start Data excerpts

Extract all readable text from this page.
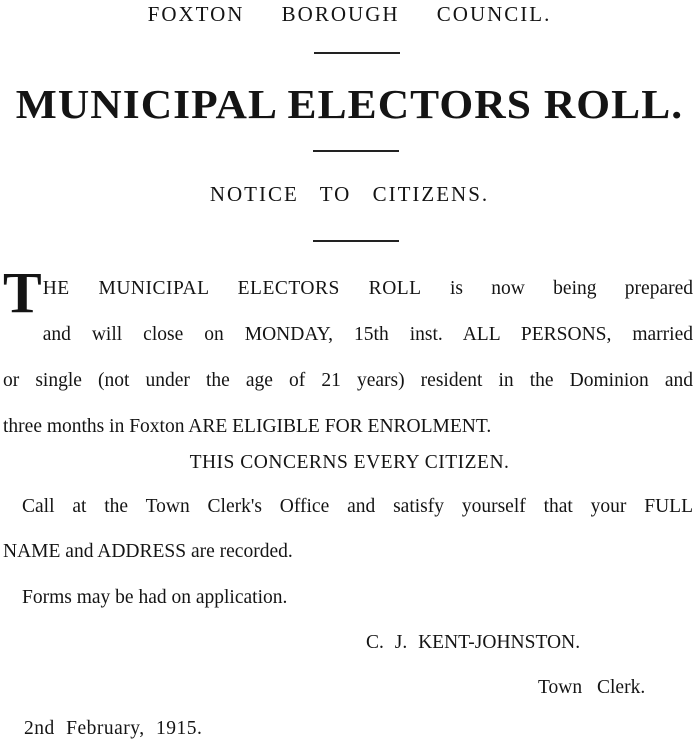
FOXTON BOROUGH COUNCIL.
MUNICIPAL ELECTORS ROLL.
NOTICE TO CITIZENS.
T HE MUNICIPAL ELECTORS ROLL is now being prepared
and will close on MONDAY, 15th inst. ALL PERSONS, married
or single (not under the age of 21 years) resident in the Dominion and
three months in Foxton ARE ELIGIBLE FOR ENROLMENT.
THIS CONCERNS EVERY CITIZEN.
Call at the Town Clerk's Office and satisfy yourself that your FULL
NAME and ADDRESS are recorded.
Forms may be had on application.
C. J. KENT-JOHNSTON.
Town Clerk.
2nd February, 1915.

end Data excerpts

_Exercise prompt:_ Read the entries and pick out all lines that include the word "MUNICIPAL".

_Full solution:_
MUNICIPAL ELECTORS ROLL.
T HE MUNICIPAL ELECTORS ROLL is now being prepared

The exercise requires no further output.